What you should do: Output all of the records exactly as written.

____________________

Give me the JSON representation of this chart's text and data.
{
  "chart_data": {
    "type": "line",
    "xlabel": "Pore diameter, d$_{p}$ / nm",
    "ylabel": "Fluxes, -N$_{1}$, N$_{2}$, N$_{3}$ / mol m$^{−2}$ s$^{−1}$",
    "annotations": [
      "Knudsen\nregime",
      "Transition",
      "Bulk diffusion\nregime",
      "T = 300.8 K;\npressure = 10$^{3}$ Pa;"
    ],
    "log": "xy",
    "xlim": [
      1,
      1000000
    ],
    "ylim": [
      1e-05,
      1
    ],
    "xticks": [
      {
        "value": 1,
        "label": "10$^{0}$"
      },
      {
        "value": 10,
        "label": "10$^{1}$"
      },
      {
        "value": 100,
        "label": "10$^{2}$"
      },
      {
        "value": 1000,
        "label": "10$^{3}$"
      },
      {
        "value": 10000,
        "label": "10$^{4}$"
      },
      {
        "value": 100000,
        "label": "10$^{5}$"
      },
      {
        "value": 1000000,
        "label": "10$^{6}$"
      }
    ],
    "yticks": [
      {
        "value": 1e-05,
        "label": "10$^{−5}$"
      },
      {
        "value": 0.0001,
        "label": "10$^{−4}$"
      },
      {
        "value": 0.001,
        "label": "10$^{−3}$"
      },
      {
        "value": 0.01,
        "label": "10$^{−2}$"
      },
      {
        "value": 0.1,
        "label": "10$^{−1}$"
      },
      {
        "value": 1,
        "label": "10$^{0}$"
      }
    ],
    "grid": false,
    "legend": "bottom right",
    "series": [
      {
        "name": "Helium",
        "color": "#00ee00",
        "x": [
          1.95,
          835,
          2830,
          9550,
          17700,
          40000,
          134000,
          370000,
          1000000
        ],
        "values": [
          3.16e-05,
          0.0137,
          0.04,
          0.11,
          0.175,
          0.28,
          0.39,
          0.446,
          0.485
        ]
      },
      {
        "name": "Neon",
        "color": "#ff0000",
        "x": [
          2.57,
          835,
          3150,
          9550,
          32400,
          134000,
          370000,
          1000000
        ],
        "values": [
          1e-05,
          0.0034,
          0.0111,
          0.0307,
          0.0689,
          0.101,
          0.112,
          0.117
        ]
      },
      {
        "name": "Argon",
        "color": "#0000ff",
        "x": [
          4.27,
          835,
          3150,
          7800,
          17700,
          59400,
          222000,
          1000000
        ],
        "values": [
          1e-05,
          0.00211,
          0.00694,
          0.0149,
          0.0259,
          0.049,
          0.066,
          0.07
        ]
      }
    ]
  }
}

____________________

Answer to this task:
Give me the JSON representation of this chart's text and data.
{
  "chart_data": {
    "type": "line",
    "xlabel": "Pore diameter, d$_{p}$ / nm",
    "ylabel": "Fluxes, -N$_{1}$, N$_{2}$, N$_{3}$ / mol m$^{−2}$ s$^{−1}$",
    "annotations": [
      "Knudsen\nregime",
      "Transition",
      "Bulk diffusion\nregime",
      "T = 300.8 K;\npressure = 10$^{3}$ Pa;"
    ],
    "log": "xy",
    "xlim": [
      1,
      1000000
    ],
    "ylim": [
      1e-05,
      1
    ],
    "xticks": [
      {
        "value": 1,
        "label": "10$^{0}$"
      },
      {
        "value": 10,
        "label": "10$^{1}$"
      },
      {
        "value": 100,
        "label": "10$^{2}$"
      },
      {
        "value": 1000,
        "label": "10$^{3}$"
      },
      {
        "value": 10000,
        "label": "10$^{4}$"
      },
      {
        "value": 100000,
        "label": "10$^{5}$"
      },
      {
        "value": 1000000,
        "label": "10$^{6}$"
      }
    ],
    "yticks": [
      {
        "value": 1e-05,
        "label": "10$^{−5}$"
      },
      {
        "value": 0.0001,
        "label": "10$^{−4}$"
      },
      {
        "value": 0.001,
        "label": "10$^{−3}$"
      },
      {
        "value": 0.01,
        "label": "10$^{−2}$"
      },
      {
        "value": 0.1,
        "label": "10$^{−1}$"
      },
      {
        "value": 1,
        "label": "10$^{0}$"
      }
    ],
    "grid": false,
    "legend": "bottom right",
    "series": [
      {
        "name": "Helium",
        "color": "#00ee00",
        "x": [
          1.95,
          835,
          2830,
          9550,
          17700,
          40000,
          134000,
          370000,
          1000000
        ],
        "values": [
          3.16e-05,
          0.0137,
          0.04,
          0.11,
          0.175,
          0.28,
          0.39,
          0.446,
          0.485
        ]
      },
      {
        "name": "Neon",
        "color": "#ff0000",
        "x": [
          2.57,
          835,
          3150,
          9550,
          32400,
          134000,
          370000,
          1000000
        ],
        "values": [
          1e-05,
          0.0034,
          0.0111,
          0.0307,
          0.0689,
          0.101,
          0.112,
          0.117
        ]
      },
      {
        "name": "Argon",
        "color": "#0000ff",
        "x": [
          4.27,
          835,
          3150,
          7800,
          17700,
          59400,
          222000,
          1000000
        ],
        "values": [
          1e-05,
          0.00211,
          0.00694,
          0.0149,
          0.0259,
          0.049,
          0.066,
          0.07
        ]
      }
    ]
  }
}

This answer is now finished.